Source records:
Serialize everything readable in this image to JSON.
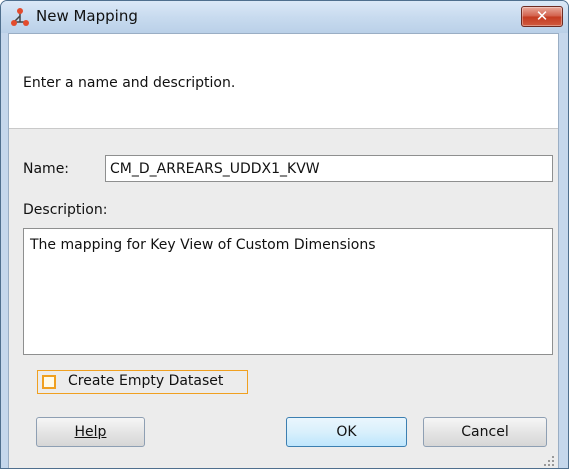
{
  "window": {
    "title": "New Mapping",
    "icon": "mapping-icon",
    "close_label": "✕"
  },
  "header": {
    "instruction": "Enter a name and description."
  },
  "form": {
    "name_label": "Name:",
    "name_value": "CM_D_ARREARS_UDDX1_KVW",
    "description_label": "Description:",
    "description_value": "The mapping for Key View of Custom Dimensions",
    "create_empty_dataset": {
      "label": "Create Empty Dataset",
      "checked": false
    }
  },
  "buttons": {
    "help": "Help",
    "ok": "OK",
    "cancel": "Cancel"
  },
  "colors": {
    "focus_accent": "#f0a020",
    "close_button": "#c43b21",
    "titlebar": "#c8dbef"
  }
}
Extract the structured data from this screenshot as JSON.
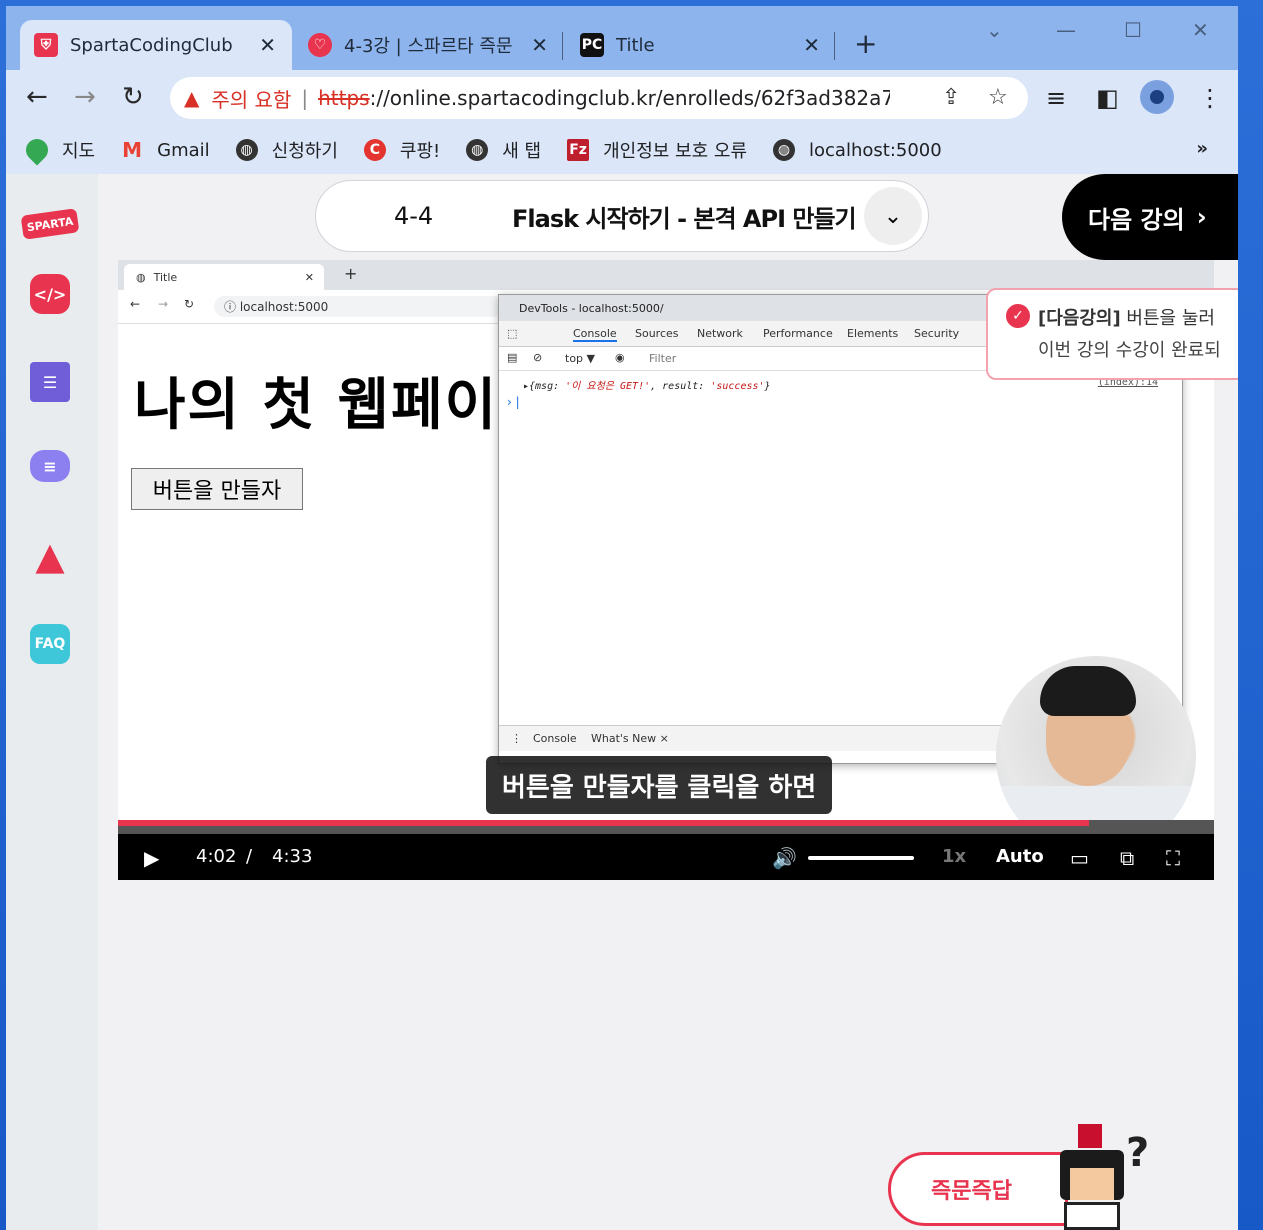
{
  "browser": {
    "tabs": [
      {
        "label": "SpartaCodingClub",
        "icon": "sparta-shield-icon"
      },
      {
        "label": "4-3강 | 스파르타 즉문",
        "icon": "sparta-chat-icon"
      },
      {
        "label": "Title",
        "icon": "pycharm-icon"
      }
    ],
    "address": {
      "warning_text": "주의 요함",
      "scheme": "https",
      "url_rest": "://online.spartacodingclub.kr/enrolleds/62f3ad382a735..."
    },
    "bookmarks": [
      {
        "label": "지도",
        "icon": "maps-pin-icon"
      },
      {
        "label": "Gmail",
        "icon": "gmail-icon"
      },
      {
        "label": "신청하기",
        "icon": "globe-icon"
      },
      {
        "label": "쿠팡!",
        "icon": "coupang-icon"
      },
      {
        "label": "새 탭",
        "icon": "globe-icon"
      },
      {
        "label": "개인정보 보호 오류",
        "icon": "filezilla-icon"
      },
      {
        "label": "localhost:5000",
        "icon": "globe-icon"
      }
    ],
    "bookmarks_more": "»"
  },
  "lecture": {
    "number": "4-4",
    "title": "Flask 시작하기 - 본격 API 만들기 (",
    "next_label": "다음 강의"
  },
  "sidebar": {
    "logo_text": "SPARTA",
    "faq_label": "FAQ"
  },
  "video": {
    "inner_tab_title": "Title",
    "inner_url": "localhost:5000",
    "page_heading": "나의 첫 웹페이",
    "page_button": "버튼을 만들자",
    "devtools": {
      "title": "DevTools - localhost:5000/",
      "tabs": [
        "Console",
        "Sources",
        "Network",
        "Performance",
        "Elements",
        "Security"
      ],
      "context": "top ▼",
      "filter_placeholder": "Filter",
      "log_prefix": "▸{msg: ",
      "log_msg": "'이 요청은 GET!'",
      "log_mid": ", result: ",
      "log_result": "'success'",
      "log_suffix": "}",
      "log_source": "(index):14",
      "drawer_tabs": [
        "Console",
        "What's New ×"
      ]
    },
    "caption": "버튼을 만들자를 클릭을 하면",
    "progress": 0.886,
    "current_time": "4:02",
    "time_sep": "/",
    "duration": "4:33",
    "speed": "1x",
    "quality": "Auto"
  },
  "toast": {
    "bold": "[다음강의]",
    "line1_rest": " 버튼을 눌러",
    "line2": "이번 강의 수강이 완료되"
  },
  "chatbot": {
    "label": "즉문즉답"
  },
  "colors": {
    "brand": "#e8344e",
    "tabstrip": "#8eb4ed",
    "toolbar": "#dbe6f8"
  }
}
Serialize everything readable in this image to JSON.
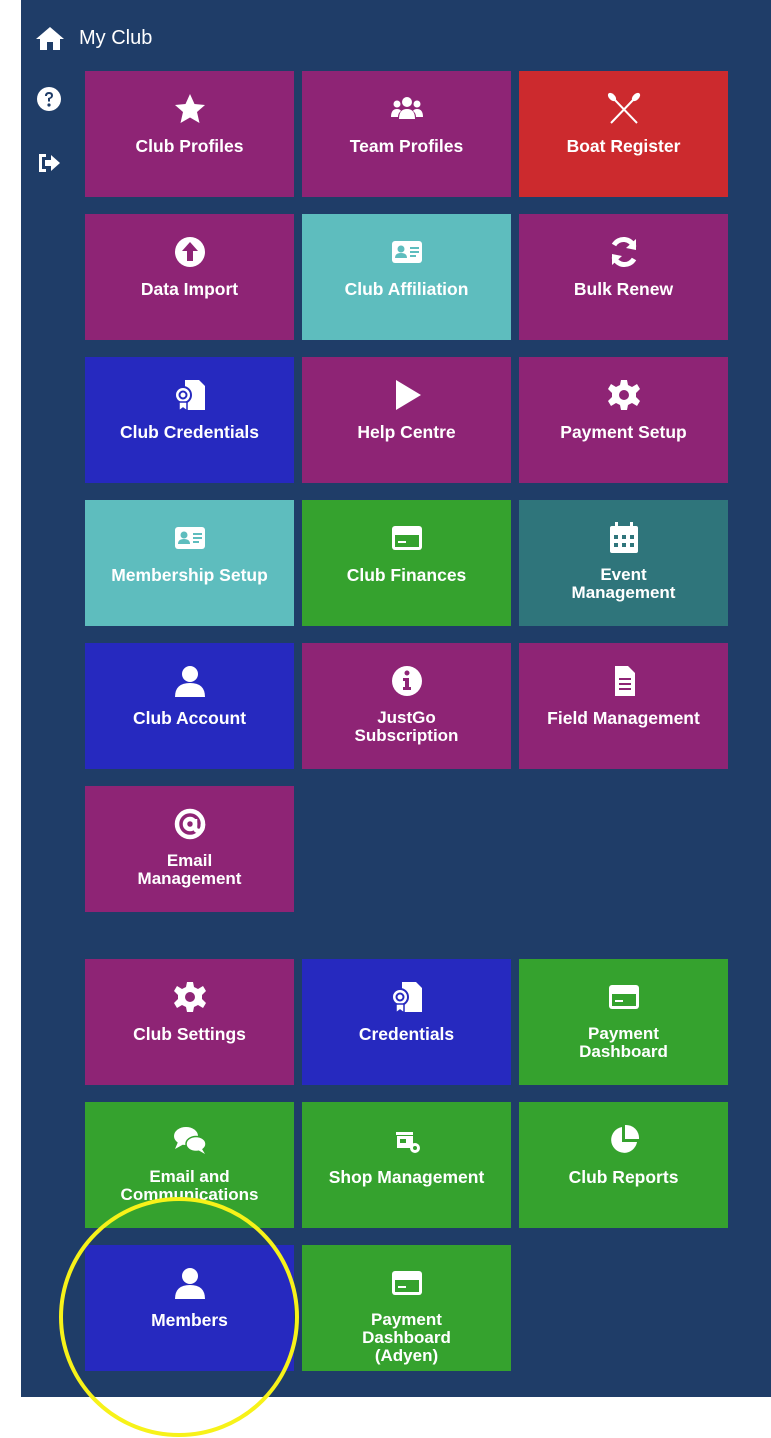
{
  "header": {
    "title": "My Club",
    "home_icon": "home-icon"
  },
  "sidebar": [
    {
      "name": "help-icon",
      "label": "Help"
    },
    {
      "name": "logout-icon",
      "label": "Log out"
    }
  ],
  "colors": {
    "panel": "#1f3d68",
    "purple": "#8e2475",
    "red": "#cc2a2e",
    "teal": "#5ebdbe",
    "blue": "#2629bf",
    "green": "#35a22e",
    "darkteal": "#2f757b",
    "highlight_ring": "#f7f219"
  },
  "tiles": [
    {
      "label": "Club Profiles",
      "icon": "star-icon",
      "color": "purple"
    },
    {
      "label": "Team Profiles",
      "icon": "users-icon",
      "color": "purple"
    },
    {
      "label": "Boat Register",
      "icon": "crossed-oars-icon",
      "color": "red"
    },
    {
      "label": "Data Import",
      "icon": "upload-circle-icon",
      "color": "purple"
    },
    {
      "label": "Club Affiliation",
      "icon": "id-card-icon",
      "color": "teal"
    },
    {
      "label": "Bulk Renew",
      "icon": "sync-icon",
      "color": "purple"
    },
    {
      "label": "Club Credentials",
      "icon": "certificate-file-icon",
      "color": "blue"
    },
    {
      "label": "Help Centre",
      "icon": "play-icon",
      "color": "purple"
    },
    {
      "label": "Payment Setup",
      "icon": "gear-icon",
      "color": "purple"
    },
    {
      "label": "Membership Setup",
      "icon": "id-card-icon",
      "color": "teal"
    },
    {
      "label": "Club Finances",
      "icon": "credit-card-icon",
      "color": "green"
    },
    {
      "label": "Event\nManagement",
      "icon": "calendar-icon",
      "color": "darkteal"
    },
    {
      "label": "Club Account",
      "icon": "user-icon",
      "color": "blue"
    },
    {
      "label": "JustGo\nSubscription",
      "icon": "info-circle-icon",
      "color": "purple"
    },
    {
      "label": "Field Management",
      "icon": "document-icon",
      "color": "purple"
    },
    {
      "label": "Email\nManagement",
      "icon": "at-sign-icon",
      "color": "purple"
    },
    {
      "label": "Club Settings",
      "icon": "gear-icon",
      "color": "purple"
    },
    {
      "label": "Credentials",
      "icon": "certificate-file-icon",
      "color": "blue"
    },
    {
      "label": "Payment\nDashboard",
      "icon": "credit-card-icon",
      "color": "green"
    },
    {
      "label": "Email and\nCommunications",
      "icon": "comments-icon",
      "color": "green"
    },
    {
      "label": "Shop Management",
      "icon": "store-settings-icon",
      "color": "green"
    },
    {
      "label": "Club Reports",
      "icon": "pie-chart-icon",
      "color": "green"
    },
    {
      "label": "Members",
      "icon": "user-icon",
      "color": "blue"
    },
    {
      "label": "Payment\nDashboard\n(Adyen)",
      "icon": "credit-card-icon",
      "color": "green"
    }
  ]
}
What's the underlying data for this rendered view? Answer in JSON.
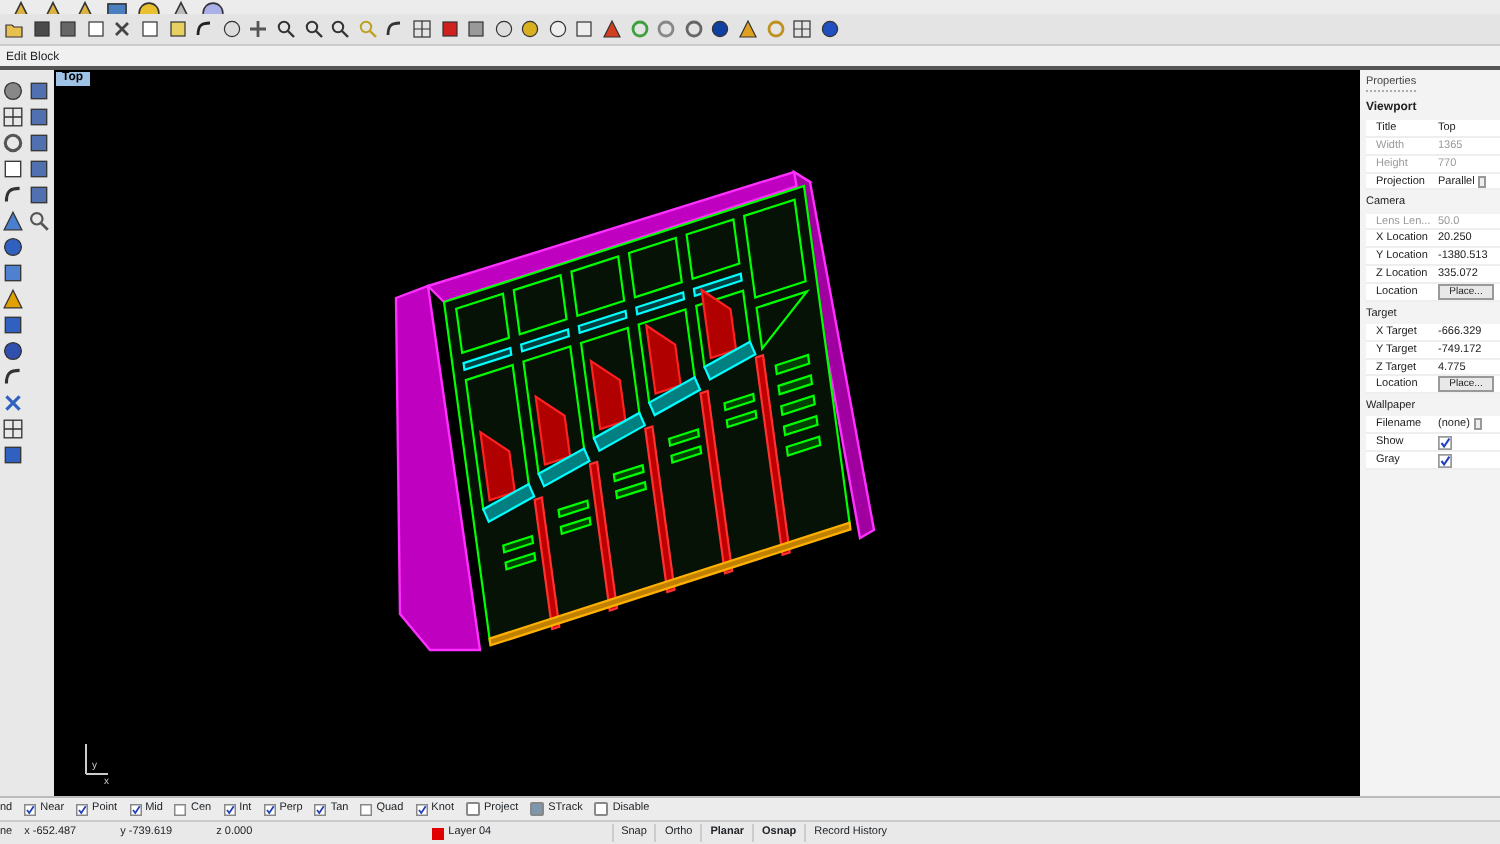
{
  "command_prompt": "Edit Block",
  "viewport": {
    "tab": "Top",
    "axis_labels": [
      "y",
      "x"
    ]
  },
  "properties": {
    "title": "Properties",
    "sections": [
      {
        "title": "Viewport",
        "heading": true,
        "rows": [
          {
            "label": "Title",
            "value": "Top",
            "kind": "text",
            "disabled": false
          },
          {
            "label": "Width",
            "value": "1365",
            "kind": "text",
            "disabled": true
          },
          {
            "label": "Height",
            "value": "770",
            "kind": "text",
            "disabled": true
          },
          {
            "label": "Projection",
            "value": "Parallel",
            "kind": "select",
            "disabled": false
          }
        ]
      },
      {
        "title": "Camera",
        "heading": false,
        "rows": [
          {
            "label": "Lens Len...",
            "value": "50.0",
            "kind": "text",
            "disabled": true
          },
          {
            "label": "X Location",
            "value": "20.250",
            "kind": "text",
            "disabled": false
          },
          {
            "label": "Y Location",
            "value": "-1380.513",
            "kind": "text",
            "disabled": false
          },
          {
            "label": "Z Location",
            "value": "335.072",
            "kind": "text",
            "disabled": false
          },
          {
            "label": "Location",
            "value": "Place...",
            "kind": "button",
            "disabled": false
          }
        ]
      },
      {
        "title": "Target",
        "heading": false,
        "rows": [
          {
            "label": "X Target",
            "value": "-666.329",
            "kind": "text",
            "disabled": false
          },
          {
            "label": "Y Target",
            "value": "-749.172",
            "kind": "text",
            "disabled": false
          },
          {
            "label": "Z Target",
            "value": "4.775",
            "kind": "text",
            "disabled": false
          },
          {
            "label": "Location",
            "value": "Place...",
            "kind": "button",
            "disabled": false
          }
        ]
      },
      {
        "title": "Wallpaper",
        "heading": false,
        "rows": [
          {
            "label": "Filename",
            "value": "(none)",
            "kind": "browse",
            "disabled": false
          },
          {
            "label": "Show",
            "checked": true,
            "kind": "check",
            "disabled": false
          },
          {
            "label": "Gray",
            "checked": true,
            "kind": "check",
            "disabled": false
          }
        ]
      }
    ]
  },
  "osnap": {
    "cut_label": "nd",
    "items": [
      {
        "label": "Near",
        "checked": true
      },
      {
        "label": "Point",
        "checked": true
      },
      {
        "label": "Mid",
        "checked": true
      },
      {
        "label": "Cen",
        "checked": false
      },
      {
        "label": "Int",
        "checked": true
      },
      {
        "label": "Perp",
        "checked": true
      },
      {
        "label": "Tan",
        "checked": true
      },
      {
        "label": "Quad",
        "checked": false
      },
      {
        "label": "Knot",
        "checked": true
      }
    ],
    "toggles": [
      {
        "label": "Project",
        "checked": false
      },
      {
        "label": "STrack",
        "checked": true
      },
      {
        "label": "Disable",
        "checked": false
      }
    ]
  },
  "status_bar": {
    "plane": "ne",
    "x": "x -652.487",
    "y": "y -739.619",
    "z": "z 0.000",
    "layer": {
      "name": "Layer 04",
      "color": "#e00000"
    },
    "panes": [
      {
        "label": "Snap",
        "on": false
      },
      {
        "label": "Ortho",
        "on": false
      },
      {
        "label": "Planar",
        "on": true
      },
      {
        "label": "Osnap",
        "on": true
      },
      {
        "label": "Record History",
        "on": false
      }
    ]
  }
}
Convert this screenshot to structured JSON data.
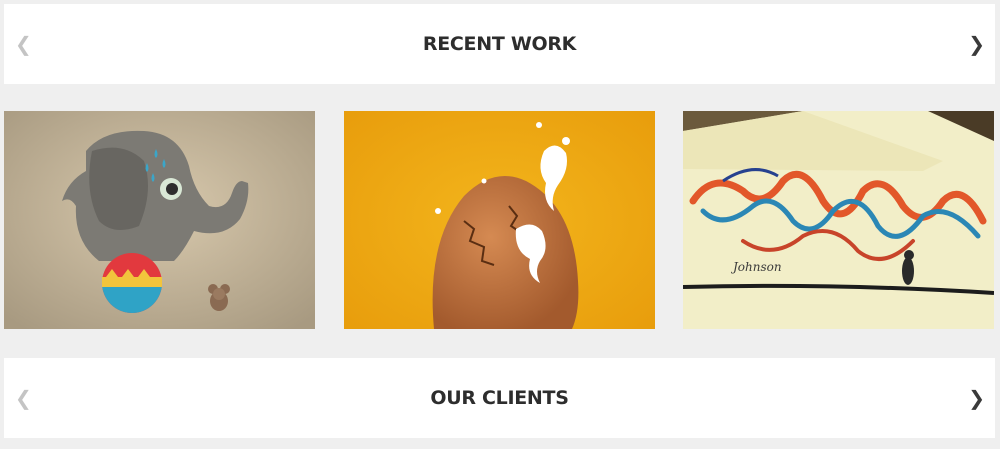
{
  "recent_work": {
    "title": "RECENT WORK",
    "prev_icon": "chevron-left-icon",
    "next_icon": "chevron-right-icon",
    "prev_glyph": "❮",
    "next_glyph": "❯",
    "items": [
      {
        "subject": "elephant-balancing-on-ball-illustration"
      },
      {
        "subject": "cracking-egg-with-milk-splash-photo"
      },
      {
        "subject": "colorful-hand-lettering-on-paper-photo",
        "signature_text": "Johnson"
      }
    ]
  },
  "our_clients": {
    "title": "OUR CLIENTS",
    "prev_glyph": "❮",
    "next_glyph": "❯"
  },
  "colors": {
    "page_bg": "#efefef",
    "panel_bg": "#ffffff",
    "title_text": "#2d2d2d",
    "arrow_inactive": "#c4c4c4",
    "arrow_active": "#3a3a3a"
  }
}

Work required:
Reproduce exactly, and only, the lines from the one containing "Convert this screenshot" through the last line of the records above, both included, leaving out any pictures.

The result:
Convert this screenshot to structured JSON data.
{
  "recent_work": {
    "title": "RECENT WORK",
    "prev_icon": "chevron-left-icon",
    "next_icon": "chevron-right-icon",
    "prev_glyph": "❮",
    "next_glyph": "❯",
    "items": [
      {
        "subject": "elephant-balancing-on-ball-illustration"
      },
      {
        "subject": "cracking-egg-with-milk-splash-photo"
      },
      {
        "subject": "colorful-hand-lettering-on-paper-photo",
        "signature_text": "Johnson"
      }
    ]
  },
  "our_clients": {
    "title": "OUR CLIENTS",
    "prev_glyph": "❮",
    "next_glyph": "❯"
  },
  "colors": {
    "page_bg": "#efefef",
    "panel_bg": "#ffffff",
    "title_text": "#2d2d2d",
    "arrow_inactive": "#c4c4c4",
    "arrow_active": "#3a3a3a"
  }
}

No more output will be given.